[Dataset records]
--- --- ---

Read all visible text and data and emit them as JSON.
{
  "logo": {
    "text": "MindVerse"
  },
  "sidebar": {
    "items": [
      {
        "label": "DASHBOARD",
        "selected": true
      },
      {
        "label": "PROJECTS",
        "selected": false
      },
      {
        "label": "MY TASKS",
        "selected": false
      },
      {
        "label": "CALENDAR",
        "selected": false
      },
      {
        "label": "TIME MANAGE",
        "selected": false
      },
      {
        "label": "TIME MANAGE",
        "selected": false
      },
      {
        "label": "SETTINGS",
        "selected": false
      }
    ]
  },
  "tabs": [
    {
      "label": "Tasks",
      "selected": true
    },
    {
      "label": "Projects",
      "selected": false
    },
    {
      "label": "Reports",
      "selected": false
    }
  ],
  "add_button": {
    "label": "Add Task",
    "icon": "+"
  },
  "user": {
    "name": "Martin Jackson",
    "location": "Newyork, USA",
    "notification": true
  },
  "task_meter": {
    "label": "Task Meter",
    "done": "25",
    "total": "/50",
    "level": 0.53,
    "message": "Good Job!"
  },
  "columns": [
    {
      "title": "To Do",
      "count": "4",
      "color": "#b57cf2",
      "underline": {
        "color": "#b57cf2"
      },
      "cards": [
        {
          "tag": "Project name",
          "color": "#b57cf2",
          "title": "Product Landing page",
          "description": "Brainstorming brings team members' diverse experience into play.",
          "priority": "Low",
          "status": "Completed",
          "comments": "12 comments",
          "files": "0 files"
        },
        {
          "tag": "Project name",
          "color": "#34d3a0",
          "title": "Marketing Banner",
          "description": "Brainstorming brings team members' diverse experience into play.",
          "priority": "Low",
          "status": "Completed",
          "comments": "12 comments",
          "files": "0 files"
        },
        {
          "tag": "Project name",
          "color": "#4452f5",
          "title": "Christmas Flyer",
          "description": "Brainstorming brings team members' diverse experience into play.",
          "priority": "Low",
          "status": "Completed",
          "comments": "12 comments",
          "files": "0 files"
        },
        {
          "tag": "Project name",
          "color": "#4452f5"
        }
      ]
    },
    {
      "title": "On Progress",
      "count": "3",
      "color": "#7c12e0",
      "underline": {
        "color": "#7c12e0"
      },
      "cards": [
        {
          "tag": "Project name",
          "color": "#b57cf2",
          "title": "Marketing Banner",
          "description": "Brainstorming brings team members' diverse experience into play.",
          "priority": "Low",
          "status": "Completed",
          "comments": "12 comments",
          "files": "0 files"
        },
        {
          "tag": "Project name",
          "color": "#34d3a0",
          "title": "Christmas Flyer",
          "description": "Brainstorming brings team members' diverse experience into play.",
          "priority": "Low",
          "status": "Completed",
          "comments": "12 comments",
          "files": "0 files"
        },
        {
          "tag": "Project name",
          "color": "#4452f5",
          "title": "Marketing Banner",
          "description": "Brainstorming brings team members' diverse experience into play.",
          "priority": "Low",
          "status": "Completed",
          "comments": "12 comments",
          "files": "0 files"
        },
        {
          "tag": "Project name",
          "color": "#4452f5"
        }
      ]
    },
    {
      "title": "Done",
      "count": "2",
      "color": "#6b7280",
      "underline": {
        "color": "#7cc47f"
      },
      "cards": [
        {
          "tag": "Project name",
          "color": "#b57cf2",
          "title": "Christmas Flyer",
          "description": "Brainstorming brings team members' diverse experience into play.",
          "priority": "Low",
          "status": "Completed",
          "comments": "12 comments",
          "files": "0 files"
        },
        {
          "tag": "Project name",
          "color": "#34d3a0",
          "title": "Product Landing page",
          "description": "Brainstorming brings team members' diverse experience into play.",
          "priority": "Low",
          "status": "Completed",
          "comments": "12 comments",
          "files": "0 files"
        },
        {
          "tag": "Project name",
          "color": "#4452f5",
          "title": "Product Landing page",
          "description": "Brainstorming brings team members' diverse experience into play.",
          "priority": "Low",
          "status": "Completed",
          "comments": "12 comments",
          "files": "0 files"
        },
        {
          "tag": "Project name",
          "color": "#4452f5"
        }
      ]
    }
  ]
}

--- --- ---

■ **What you are asked to do**: Every entry should be printed again exactly as it stands.

■ **Written solution**:
Read all visible text and data and emit them as JSON.
{
  "logo": {
    "text": "MindVerse"
  },
  "sidebar": {
    "items": [
      {
        "label": "DASHBOARD",
        "selected": true
      },
      {
        "label": "PROJECTS",
        "selected": false
      },
      {
        "label": "MY TASKS",
        "selected": false
      },
      {
        "label": "CALENDAR",
        "selected": false
      },
      {
        "label": "TIME MANAGE",
        "selected": false
      },
      {
        "label": "TIME MANAGE",
        "selected": false
      },
      {
        "label": "SETTINGS",
        "selected": false
      }
    ]
  },
  "tabs": [
    {
      "label": "Tasks",
      "selected": true
    },
    {
      "label": "Projects",
      "selected": false
    },
    {
      "label": "Reports",
      "selected": false
    }
  ],
  "add_button": {
    "label": "Add Task",
    "icon": "+"
  },
  "user": {
    "name": "Martin Jackson",
    "location": "Newyork, USA",
    "notification": true
  },
  "task_meter": {
    "label": "Task Meter",
    "done": "25",
    "total": "/50",
    "level": 0.53,
    "message": "Good Job!"
  },
  "columns": [
    {
      "title": "To Do",
      "count": "4",
      "color": "#b57cf2",
      "underline": {
        "color": "#b57cf2"
      },
      "cards": [
        {
          "tag": "Project name",
          "color": "#b57cf2",
          "title": "Product Landing page",
          "description": "Brainstorming brings team members' diverse experience into play.",
          "priority": "Low",
          "status": "Completed",
          "comments": "12 comments",
          "files": "0 files"
        },
        {
          "tag": "Project name",
          "color": "#34d3a0",
          "title": "Marketing Banner",
          "description": "Brainstorming brings team members' diverse experience into play.",
          "priority": "Low",
          "status": "Completed",
          "comments": "12 comments",
          "files": "0 files"
        },
        {
          "tag": "Project name",
          "color": "#4452f5",
          "title": "Christmas Flyer",
          "description": "Brainstorming brings team members' diverse experience into play.",
          "priority": "Low",
          "status": "Completed",
          "comments": "12 comments",
          "files": "0 files"
        },
        {
          "tag": "Project name",
          "color": "#4452f5"
        }
      ]
    },
    {
      "title": "On Progress",
      "count": "3",
      "color": "#7c12e0",
      "underline": {
        "color": "#7c12e0"
      },
      "cards": [
        {
          "tag": "Project name",
          "color": "#b57cf2",
          "title": "Marketing Banner",
          "description": "Brainstorming brings team members' diverse experience into play.",
          "priority": "Low",
          "status": "Completed",
          "comments": "12 comments",
          "files": "0 files"
        },
        {
          "tag": "Project name",
          "color": "#34d3a0",
          "title": "Christmas Flyer",
          "description": "Brainstorming brings team members' diverse experience into play.",
          "priority": "Low",
          "status": "Completed",
          "comments": "12 comments",
          "files": "0 files"
        },
        {
          "tag": "Project name",
          "color": "#4452f5",
          "title": "Marketing Banner",
          "description": "Brainstorming brings team members' diverse experience into play.",
          "priority": "Low",
          "status": "Completed",
          "comments": "12 comments",
          "files": "0 files"
        },
        {
          "tag": "Project name",
          "color": "#4452f5"
        }
      ]
    },
    {
      "title": "Done",
      "count": "2",
      "color": "#6b7280",
      "underline": {
        "color": "#7cc47f"
      },
      "cards": [
        {
          "tag": "Project name",
          "color": "#b57cf2",
          "title": "Christmas Flyer",
          "description": "Brainstorming brings team members' diverse experience into play.",
          "priority": "Low",
          "status": "Completed",
          "comments": "12 comments",
          "files": "0 files"
        },
        {
          "tag": "Project name",
          "color": "#34d3a0",
          "title": "Product Landing page",
          "description": "Brainstorming brings team members' diverse experience into play.",
          "priority": "Low",
          "status": "Completed",
          "comments": "12 comments",
          "files": "0 files"
        },
        {
          "tag": "Project name",
          "color": "#4452f5",
          "title": "Product Landing page",
          "description": "Brainstorming brings team members' diverse experience into play.",
          "priority": "Low",
          "status": "Completed",
          "comments": "12 comments",
          "files": "0 files"
        },
        {
          "tag": "Project name",
          "color": "#4452f5"
        }
      ]
    }
  ]
}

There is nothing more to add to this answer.